[Dataset items]
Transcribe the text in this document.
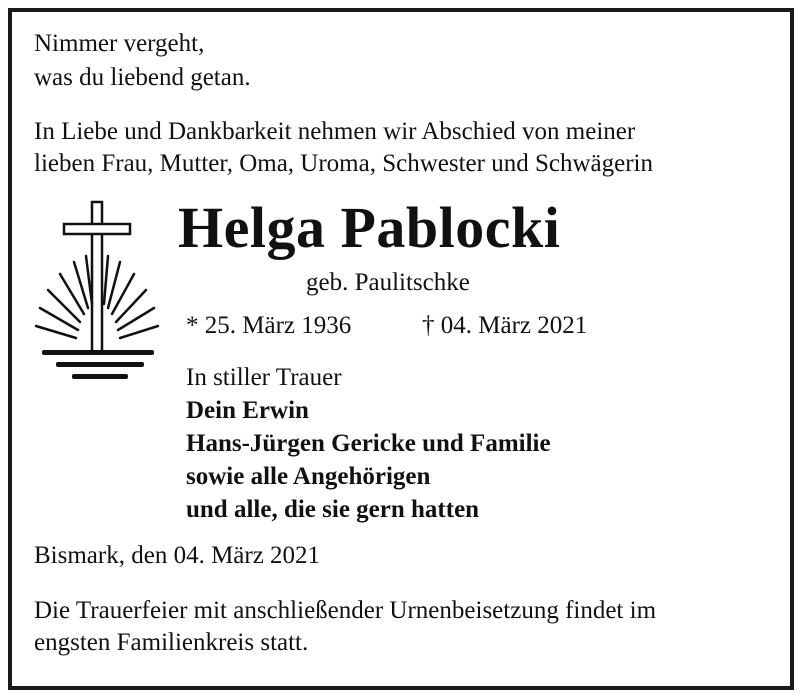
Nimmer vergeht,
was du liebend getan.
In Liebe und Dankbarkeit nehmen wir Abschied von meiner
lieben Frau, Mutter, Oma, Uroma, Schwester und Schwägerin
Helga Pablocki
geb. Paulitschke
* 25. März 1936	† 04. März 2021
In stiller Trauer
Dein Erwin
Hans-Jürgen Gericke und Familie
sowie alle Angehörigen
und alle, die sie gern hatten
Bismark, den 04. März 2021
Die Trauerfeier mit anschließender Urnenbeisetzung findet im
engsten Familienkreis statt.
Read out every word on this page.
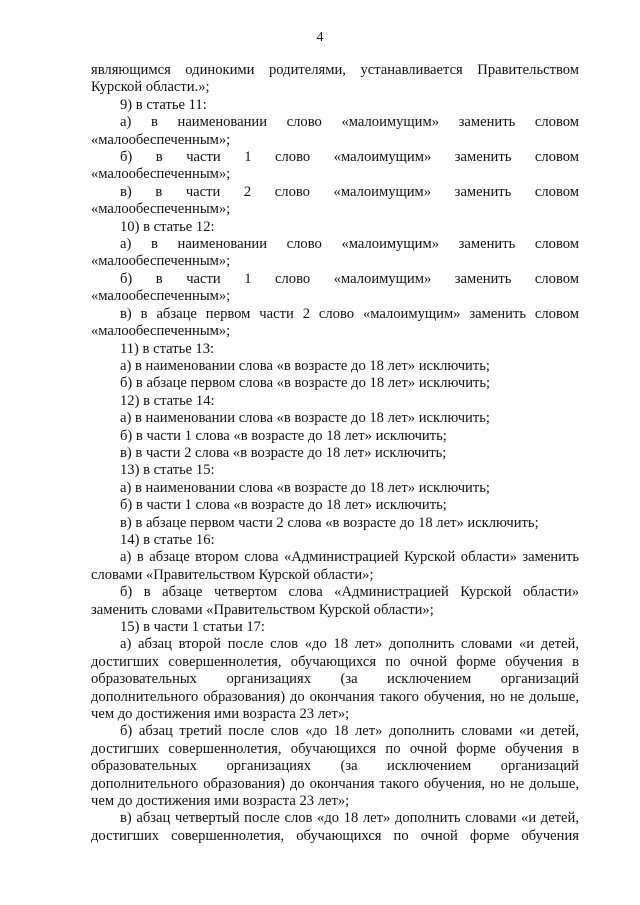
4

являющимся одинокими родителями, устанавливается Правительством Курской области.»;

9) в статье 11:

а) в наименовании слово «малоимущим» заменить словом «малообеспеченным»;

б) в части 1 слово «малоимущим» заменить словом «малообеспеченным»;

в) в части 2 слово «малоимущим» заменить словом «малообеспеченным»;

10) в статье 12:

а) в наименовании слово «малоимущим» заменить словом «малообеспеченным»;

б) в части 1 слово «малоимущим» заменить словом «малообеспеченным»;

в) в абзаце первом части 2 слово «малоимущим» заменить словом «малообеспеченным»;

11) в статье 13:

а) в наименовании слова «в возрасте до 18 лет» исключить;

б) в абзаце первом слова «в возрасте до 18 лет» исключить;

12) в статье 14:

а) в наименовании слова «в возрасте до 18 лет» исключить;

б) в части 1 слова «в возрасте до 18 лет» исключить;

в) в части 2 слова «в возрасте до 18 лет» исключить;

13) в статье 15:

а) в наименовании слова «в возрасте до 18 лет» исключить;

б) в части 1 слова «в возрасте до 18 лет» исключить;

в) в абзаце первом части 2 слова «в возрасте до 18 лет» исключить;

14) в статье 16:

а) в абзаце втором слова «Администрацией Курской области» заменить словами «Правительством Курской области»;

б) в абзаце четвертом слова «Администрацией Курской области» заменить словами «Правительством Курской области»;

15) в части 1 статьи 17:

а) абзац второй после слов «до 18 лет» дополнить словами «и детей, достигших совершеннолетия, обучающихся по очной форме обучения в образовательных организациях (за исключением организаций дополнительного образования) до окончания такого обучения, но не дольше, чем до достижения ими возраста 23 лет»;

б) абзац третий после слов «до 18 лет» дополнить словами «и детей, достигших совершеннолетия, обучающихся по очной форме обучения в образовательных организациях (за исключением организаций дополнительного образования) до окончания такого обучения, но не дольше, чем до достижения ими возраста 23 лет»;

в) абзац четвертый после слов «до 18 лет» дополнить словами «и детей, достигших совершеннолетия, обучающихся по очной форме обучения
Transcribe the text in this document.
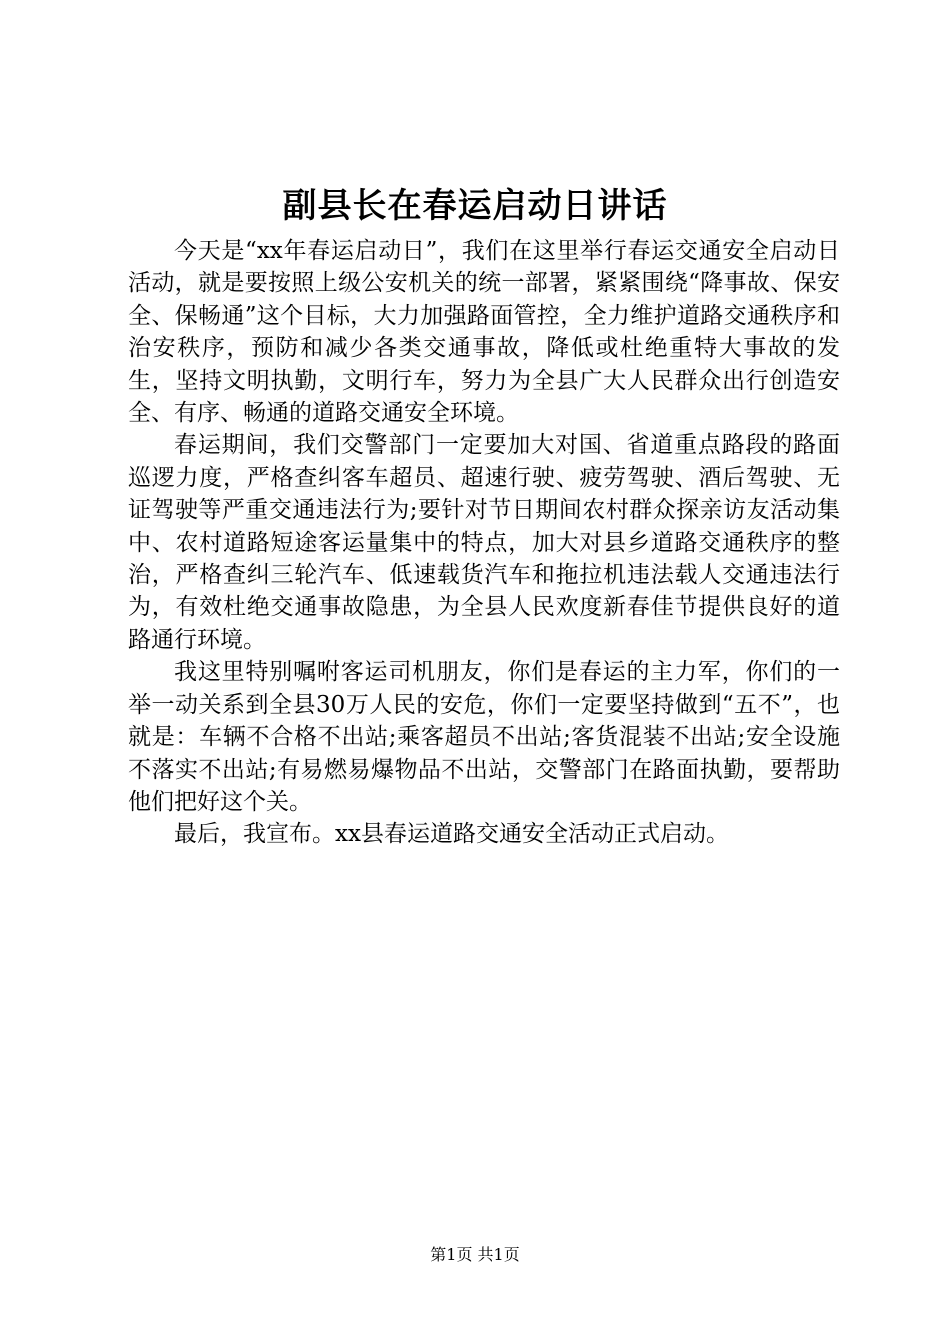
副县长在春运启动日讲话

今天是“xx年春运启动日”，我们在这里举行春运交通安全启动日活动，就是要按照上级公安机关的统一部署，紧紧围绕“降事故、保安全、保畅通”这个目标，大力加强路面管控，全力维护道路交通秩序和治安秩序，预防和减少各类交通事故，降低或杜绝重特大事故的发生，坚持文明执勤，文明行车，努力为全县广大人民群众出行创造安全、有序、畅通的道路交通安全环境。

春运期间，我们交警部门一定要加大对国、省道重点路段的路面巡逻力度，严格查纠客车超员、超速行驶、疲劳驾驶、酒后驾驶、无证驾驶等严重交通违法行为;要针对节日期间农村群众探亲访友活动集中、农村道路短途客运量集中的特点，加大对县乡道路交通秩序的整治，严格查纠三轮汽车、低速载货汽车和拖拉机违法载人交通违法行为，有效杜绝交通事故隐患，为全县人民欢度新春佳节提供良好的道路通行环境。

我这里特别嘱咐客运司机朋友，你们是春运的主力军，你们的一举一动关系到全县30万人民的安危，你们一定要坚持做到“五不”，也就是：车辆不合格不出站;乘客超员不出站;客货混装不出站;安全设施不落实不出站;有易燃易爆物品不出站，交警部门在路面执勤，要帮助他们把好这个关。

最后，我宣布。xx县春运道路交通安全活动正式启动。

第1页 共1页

==

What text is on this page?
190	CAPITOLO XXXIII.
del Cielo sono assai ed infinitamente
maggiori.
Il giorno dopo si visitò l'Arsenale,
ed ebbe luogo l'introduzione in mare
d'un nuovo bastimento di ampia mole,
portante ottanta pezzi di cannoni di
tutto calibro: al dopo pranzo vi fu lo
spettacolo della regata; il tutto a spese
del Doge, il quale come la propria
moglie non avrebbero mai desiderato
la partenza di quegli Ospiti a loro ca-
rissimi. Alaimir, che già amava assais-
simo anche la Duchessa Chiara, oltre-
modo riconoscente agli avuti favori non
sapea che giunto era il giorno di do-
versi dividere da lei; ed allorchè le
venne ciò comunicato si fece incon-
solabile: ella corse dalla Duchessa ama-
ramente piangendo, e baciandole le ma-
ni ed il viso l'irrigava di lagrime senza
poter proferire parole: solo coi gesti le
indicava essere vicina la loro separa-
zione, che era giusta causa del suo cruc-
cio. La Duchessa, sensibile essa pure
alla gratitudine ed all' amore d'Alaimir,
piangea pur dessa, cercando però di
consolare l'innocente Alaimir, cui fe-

What is needed:
Select every line in the records above that contains the word "области".

Solution below:
являющимся одинокими родителями, устанавливается Правительством Курской области.»;
а) в абзаце втором слова «Администрацией Курской области» заменить словами «Правительством Курской области»;
б) в абзаце четвертом слова «Администрацией Курской области» заменить словами «Правительством Курской области»;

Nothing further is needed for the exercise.